- What to produce:
Copy every line of the entries that includes the word "guides".

- Extracted data:
——

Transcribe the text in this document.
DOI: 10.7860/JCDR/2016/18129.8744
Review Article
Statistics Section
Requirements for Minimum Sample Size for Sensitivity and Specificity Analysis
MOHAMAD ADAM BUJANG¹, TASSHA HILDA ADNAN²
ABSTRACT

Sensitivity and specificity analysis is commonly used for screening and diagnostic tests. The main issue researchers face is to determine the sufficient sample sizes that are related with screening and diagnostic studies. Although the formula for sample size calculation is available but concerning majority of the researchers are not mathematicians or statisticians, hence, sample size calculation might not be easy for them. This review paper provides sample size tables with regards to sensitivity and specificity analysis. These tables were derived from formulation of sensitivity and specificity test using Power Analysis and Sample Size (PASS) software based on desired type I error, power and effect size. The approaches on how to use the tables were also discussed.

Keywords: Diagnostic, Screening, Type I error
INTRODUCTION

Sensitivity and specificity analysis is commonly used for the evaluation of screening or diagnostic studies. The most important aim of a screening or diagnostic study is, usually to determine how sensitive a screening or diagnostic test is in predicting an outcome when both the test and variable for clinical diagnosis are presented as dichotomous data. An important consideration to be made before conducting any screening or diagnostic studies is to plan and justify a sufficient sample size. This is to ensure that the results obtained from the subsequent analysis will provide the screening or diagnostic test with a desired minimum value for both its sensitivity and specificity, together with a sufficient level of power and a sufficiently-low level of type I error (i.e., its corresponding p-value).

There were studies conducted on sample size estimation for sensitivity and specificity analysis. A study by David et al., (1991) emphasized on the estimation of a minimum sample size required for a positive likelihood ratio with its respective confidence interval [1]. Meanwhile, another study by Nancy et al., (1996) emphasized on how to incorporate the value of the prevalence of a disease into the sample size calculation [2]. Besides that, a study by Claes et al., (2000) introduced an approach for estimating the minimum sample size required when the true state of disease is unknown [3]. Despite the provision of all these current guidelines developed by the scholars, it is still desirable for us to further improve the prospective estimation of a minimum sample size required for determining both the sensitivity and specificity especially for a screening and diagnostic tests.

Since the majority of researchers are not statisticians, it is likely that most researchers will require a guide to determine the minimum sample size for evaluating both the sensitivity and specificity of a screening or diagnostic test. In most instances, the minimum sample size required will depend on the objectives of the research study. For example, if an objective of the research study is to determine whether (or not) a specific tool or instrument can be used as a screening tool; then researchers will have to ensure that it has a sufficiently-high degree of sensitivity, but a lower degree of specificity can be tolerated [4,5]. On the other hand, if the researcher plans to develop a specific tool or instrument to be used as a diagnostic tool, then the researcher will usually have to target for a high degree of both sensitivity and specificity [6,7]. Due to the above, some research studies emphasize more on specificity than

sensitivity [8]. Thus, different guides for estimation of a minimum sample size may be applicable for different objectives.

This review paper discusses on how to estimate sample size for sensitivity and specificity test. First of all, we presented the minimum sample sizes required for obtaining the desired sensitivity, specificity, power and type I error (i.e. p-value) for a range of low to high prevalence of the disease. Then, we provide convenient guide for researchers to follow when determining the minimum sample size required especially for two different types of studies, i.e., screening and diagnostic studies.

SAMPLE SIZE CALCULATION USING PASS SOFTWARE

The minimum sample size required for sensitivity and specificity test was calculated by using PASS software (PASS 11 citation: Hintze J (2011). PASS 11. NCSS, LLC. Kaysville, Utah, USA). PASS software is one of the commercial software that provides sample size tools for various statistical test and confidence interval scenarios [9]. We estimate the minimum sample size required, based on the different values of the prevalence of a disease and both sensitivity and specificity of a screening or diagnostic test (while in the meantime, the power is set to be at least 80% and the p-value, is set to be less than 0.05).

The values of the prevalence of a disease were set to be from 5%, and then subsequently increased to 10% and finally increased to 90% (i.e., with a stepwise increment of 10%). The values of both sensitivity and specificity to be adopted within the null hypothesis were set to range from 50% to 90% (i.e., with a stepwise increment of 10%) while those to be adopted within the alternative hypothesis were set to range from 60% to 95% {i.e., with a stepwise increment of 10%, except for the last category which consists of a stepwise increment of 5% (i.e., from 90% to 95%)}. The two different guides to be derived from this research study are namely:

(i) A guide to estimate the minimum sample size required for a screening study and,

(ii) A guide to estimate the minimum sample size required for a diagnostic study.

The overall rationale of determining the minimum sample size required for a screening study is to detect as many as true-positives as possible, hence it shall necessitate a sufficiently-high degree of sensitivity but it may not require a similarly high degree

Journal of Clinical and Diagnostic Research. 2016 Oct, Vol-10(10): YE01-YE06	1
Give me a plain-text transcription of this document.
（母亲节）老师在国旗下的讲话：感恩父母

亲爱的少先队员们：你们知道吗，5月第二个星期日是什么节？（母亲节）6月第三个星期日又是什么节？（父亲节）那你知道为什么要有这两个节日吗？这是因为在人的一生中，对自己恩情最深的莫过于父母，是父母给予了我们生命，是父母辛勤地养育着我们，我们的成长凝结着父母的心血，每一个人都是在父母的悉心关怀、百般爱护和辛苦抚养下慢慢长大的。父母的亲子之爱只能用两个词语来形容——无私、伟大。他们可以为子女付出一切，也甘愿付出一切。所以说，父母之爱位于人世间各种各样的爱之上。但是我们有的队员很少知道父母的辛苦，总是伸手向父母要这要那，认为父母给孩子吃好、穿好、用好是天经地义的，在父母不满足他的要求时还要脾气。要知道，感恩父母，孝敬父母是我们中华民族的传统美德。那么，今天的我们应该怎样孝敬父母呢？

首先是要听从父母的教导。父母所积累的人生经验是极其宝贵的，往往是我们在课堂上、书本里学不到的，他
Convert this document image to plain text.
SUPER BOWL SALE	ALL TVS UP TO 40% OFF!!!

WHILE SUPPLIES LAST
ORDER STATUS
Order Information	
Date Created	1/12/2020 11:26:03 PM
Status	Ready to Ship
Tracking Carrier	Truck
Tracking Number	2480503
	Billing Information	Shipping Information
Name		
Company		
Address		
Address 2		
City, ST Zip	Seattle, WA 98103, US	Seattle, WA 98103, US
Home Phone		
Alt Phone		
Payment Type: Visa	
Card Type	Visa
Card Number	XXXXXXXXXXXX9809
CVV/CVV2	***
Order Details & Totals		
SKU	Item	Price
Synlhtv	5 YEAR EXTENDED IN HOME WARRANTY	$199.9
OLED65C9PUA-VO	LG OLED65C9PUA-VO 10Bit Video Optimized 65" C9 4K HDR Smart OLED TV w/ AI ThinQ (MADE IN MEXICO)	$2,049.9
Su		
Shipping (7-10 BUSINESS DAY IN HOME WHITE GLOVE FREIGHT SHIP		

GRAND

——

- The completed task:
sensitivity [8]. Thus, different guides for estimation of a minimum sample size may be applicable for different objectives.
The values of the prevalence of a disease were set to be from 5%, and then subsequently increased to 10% and finally increased to 90% (i.e., with a stepwise increment of 10%). The values of both sensitivity and specificity to be adopted within the null hypothesis were set to range from 50% to 90% (i.e., with a stepwise increment of 10%) while those to be adopted within the alternative hypothesis were set to range from 60% to 95% {i.e., with a stepwise increment of 10%, except for the last category which consists of a stepwise increment of 5% (i.e., from 90% to 95%)}. The two different guides to be derived from this research study are namely:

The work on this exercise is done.